Extract, from the records beneath this instruction, each line that contains the word "into".

DATA SECTION:
START
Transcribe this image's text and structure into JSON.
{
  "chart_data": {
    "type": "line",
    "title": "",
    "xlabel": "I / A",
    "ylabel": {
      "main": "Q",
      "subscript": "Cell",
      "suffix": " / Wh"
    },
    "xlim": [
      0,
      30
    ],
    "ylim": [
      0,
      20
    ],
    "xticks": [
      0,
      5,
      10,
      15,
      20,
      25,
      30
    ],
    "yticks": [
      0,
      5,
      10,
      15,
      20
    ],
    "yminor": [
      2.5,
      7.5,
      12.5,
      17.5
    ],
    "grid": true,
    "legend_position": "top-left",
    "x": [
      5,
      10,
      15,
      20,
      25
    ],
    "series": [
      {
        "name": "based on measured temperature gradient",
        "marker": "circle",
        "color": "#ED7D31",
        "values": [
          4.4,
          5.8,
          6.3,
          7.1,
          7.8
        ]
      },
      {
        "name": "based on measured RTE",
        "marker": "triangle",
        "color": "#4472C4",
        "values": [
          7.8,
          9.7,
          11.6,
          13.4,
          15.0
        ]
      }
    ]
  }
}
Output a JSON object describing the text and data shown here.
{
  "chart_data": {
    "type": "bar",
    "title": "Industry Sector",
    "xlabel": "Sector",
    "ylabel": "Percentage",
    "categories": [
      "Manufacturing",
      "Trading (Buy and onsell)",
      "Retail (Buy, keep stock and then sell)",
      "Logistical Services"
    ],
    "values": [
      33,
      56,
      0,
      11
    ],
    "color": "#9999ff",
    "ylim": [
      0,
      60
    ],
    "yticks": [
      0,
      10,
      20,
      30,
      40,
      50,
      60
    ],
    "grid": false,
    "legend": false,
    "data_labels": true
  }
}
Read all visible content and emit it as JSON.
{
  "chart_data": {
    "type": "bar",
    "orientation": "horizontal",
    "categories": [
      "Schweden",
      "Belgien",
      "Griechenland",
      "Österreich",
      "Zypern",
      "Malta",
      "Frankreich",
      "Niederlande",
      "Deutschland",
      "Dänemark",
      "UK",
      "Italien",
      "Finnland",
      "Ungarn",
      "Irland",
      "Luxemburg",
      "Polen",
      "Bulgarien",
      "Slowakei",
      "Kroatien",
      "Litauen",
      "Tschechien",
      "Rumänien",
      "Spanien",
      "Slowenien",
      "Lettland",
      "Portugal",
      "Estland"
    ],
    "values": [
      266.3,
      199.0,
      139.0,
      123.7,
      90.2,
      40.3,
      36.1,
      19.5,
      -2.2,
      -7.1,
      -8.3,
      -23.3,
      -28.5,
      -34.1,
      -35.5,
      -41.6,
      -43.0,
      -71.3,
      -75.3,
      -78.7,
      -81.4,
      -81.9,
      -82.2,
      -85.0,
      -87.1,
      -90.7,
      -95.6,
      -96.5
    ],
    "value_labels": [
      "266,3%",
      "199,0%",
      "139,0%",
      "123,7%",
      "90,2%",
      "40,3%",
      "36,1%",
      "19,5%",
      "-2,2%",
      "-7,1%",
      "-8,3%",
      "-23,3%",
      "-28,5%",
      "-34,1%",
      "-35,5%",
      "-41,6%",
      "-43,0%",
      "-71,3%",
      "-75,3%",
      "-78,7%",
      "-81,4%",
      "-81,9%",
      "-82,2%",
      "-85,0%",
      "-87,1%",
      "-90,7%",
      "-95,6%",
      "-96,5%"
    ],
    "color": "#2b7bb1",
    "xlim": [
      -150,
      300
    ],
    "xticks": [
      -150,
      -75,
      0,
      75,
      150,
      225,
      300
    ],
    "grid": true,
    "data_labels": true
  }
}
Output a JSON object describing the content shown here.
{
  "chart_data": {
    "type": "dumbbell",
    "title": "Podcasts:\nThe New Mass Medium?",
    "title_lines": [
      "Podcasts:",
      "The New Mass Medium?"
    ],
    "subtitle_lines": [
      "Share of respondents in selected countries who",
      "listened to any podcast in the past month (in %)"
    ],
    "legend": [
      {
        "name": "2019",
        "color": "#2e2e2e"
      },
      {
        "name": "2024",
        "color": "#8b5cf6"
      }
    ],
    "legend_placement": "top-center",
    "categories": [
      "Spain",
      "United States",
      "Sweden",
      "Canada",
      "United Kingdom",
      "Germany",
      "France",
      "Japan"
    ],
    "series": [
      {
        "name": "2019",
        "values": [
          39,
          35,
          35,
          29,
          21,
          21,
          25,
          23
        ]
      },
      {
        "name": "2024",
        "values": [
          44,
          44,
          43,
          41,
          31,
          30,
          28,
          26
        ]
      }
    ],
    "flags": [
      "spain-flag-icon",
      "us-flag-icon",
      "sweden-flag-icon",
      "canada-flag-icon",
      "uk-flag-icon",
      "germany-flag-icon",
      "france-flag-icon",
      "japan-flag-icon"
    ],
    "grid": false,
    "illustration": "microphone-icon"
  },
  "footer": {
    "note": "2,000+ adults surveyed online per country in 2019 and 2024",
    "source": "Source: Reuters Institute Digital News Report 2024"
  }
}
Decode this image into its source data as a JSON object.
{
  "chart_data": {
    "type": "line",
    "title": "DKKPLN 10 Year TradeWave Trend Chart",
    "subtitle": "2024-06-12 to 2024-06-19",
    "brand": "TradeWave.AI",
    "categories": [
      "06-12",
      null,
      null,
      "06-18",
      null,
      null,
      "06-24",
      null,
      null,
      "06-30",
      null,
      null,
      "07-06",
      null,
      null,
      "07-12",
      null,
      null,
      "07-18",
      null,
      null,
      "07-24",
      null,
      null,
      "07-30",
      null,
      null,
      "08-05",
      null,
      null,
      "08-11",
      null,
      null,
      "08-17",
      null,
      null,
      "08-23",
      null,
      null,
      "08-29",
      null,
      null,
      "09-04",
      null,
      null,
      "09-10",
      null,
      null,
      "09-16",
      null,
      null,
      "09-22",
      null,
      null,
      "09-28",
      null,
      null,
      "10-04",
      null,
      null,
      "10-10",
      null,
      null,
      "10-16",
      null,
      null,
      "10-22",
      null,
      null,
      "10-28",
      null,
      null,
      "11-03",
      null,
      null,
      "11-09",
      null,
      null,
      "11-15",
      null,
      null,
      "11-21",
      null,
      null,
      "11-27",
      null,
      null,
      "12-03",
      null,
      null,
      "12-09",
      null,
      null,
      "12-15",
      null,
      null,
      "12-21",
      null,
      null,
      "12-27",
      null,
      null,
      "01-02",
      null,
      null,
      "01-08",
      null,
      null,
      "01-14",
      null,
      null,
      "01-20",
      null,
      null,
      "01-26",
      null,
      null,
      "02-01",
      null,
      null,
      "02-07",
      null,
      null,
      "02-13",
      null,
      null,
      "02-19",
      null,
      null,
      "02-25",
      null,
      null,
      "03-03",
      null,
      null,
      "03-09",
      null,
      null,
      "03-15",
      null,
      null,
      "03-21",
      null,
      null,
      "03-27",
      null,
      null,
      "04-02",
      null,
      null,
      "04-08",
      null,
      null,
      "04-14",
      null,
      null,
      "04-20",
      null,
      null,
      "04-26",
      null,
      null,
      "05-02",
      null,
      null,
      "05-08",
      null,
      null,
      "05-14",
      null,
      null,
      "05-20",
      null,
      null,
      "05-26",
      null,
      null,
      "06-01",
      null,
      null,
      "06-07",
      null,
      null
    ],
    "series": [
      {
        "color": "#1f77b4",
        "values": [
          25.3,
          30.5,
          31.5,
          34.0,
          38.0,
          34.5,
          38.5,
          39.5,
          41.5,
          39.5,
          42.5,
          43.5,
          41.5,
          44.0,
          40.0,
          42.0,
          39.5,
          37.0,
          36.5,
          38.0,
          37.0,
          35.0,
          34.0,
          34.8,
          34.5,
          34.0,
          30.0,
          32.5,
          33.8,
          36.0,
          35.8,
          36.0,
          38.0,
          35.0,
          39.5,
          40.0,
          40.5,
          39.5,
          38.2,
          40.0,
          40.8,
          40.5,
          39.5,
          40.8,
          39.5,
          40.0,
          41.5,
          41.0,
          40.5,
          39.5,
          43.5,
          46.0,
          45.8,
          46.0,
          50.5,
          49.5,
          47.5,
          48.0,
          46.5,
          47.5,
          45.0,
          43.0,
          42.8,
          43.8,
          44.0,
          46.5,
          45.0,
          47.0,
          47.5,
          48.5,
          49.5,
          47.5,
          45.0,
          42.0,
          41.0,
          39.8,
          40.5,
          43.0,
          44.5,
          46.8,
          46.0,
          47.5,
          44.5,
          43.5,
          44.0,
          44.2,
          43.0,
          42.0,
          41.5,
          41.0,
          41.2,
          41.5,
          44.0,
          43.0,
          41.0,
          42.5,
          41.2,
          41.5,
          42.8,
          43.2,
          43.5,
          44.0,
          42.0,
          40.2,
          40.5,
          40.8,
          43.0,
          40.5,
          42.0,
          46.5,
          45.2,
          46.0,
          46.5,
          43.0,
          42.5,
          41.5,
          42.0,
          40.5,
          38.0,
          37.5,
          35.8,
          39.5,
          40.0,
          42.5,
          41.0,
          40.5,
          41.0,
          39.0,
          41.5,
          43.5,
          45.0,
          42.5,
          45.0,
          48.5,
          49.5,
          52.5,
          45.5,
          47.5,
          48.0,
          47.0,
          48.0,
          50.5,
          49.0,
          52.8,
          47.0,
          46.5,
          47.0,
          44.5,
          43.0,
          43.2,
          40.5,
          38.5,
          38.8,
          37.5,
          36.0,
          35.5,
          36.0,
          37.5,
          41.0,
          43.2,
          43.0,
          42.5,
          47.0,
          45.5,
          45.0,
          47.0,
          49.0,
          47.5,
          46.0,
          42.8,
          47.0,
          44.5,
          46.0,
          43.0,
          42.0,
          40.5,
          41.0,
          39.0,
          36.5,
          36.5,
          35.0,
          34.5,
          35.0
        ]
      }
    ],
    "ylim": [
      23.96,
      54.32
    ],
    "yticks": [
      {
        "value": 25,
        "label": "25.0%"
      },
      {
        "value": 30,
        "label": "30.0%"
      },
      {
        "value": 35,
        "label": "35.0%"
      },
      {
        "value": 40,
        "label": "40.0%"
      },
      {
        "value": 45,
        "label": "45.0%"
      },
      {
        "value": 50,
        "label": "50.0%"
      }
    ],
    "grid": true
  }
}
END
ANSWER BELOW:
Transcribe this image's text and structure into JSON.
Decode this image into its source data as a JSON object.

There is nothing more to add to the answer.